Reproduce the entire listing below, line for line, without altering any character.

[start of Extracted material]

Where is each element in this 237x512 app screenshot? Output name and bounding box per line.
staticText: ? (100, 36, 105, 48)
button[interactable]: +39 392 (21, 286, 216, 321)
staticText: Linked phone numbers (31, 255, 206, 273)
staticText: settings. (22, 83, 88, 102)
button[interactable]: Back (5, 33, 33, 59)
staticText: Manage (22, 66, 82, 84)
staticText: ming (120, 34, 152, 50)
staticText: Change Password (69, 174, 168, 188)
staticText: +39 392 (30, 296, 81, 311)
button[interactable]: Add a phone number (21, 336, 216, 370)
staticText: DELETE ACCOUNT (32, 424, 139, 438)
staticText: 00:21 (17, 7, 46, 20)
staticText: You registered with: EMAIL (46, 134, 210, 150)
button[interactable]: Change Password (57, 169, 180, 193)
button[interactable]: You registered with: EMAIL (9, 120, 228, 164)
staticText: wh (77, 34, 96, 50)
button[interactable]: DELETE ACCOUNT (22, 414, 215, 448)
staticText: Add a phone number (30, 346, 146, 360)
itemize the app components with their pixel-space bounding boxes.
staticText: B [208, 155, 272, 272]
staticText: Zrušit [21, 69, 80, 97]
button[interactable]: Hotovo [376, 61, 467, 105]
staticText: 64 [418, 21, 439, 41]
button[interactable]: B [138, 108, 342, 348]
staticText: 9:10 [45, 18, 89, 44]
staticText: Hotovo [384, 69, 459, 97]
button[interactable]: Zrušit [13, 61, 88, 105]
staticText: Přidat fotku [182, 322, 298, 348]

[end of Extracted material]

** Reply to the task **
Where is each element in this 237x512 app screenshot? Output name and bounding box per line.
staticText: ? (100, 36, 105, 48)
button[interactable]: +39 392 (21, 286, 216, 321)
staticText: Linked phone numbers (31, 255, 206, 273)
staticText: settings. (22, 83, 88, 102)
button[interactable]: Back (5, 33, 33, 59)
staticText: Manage (22, 66, 82, 84)
staticText: ming (120, 34, 152, 50)
staticText: Change Password (69, 174, 168, 188)
staticText: +39 392 (30, 296, 81, 311)
button[interactable]: Add a phone number (21, 336, 216, 370)
staticText: DELETE ACCOUNT (32, 424, 139, 438)
staticText: 00:21 (17, 7, 46, 20)
staticText: You registered with: EMAIL (46, 134, 210, 150)
button[interactable]: Change Password (57, 169, 180, 193)
button[interactable]: You registered with: EMAIL (9, 120, 228, 164)
staticText: wh (77, 34, 96, 50)
button[interactable]: DELETE ACCOUNT (22, 414, 215, 448)
staticText: Add a phone number (30, 346, 146, 360)
itemize the app components with their pixel-space bounding boxes.
staticText: B [208, 155, 272, 272]
staticText: Zrušit [21, 69, 80, 97]
button[interactable]: Hotovo [376, 61, 467, 105]
staticText: 64 [418, 21, 439, 41]
button[interactable]: B [138, 108, 342, 348]
staticText: 9:10 [45, 18, 89, 44]
staticText: Hotovo [384, 69, 459, 97]
button[interactable]: Zrušit [13, 61, 88, 105]
staticText: Přidat fotku [182, 322, 298, 348]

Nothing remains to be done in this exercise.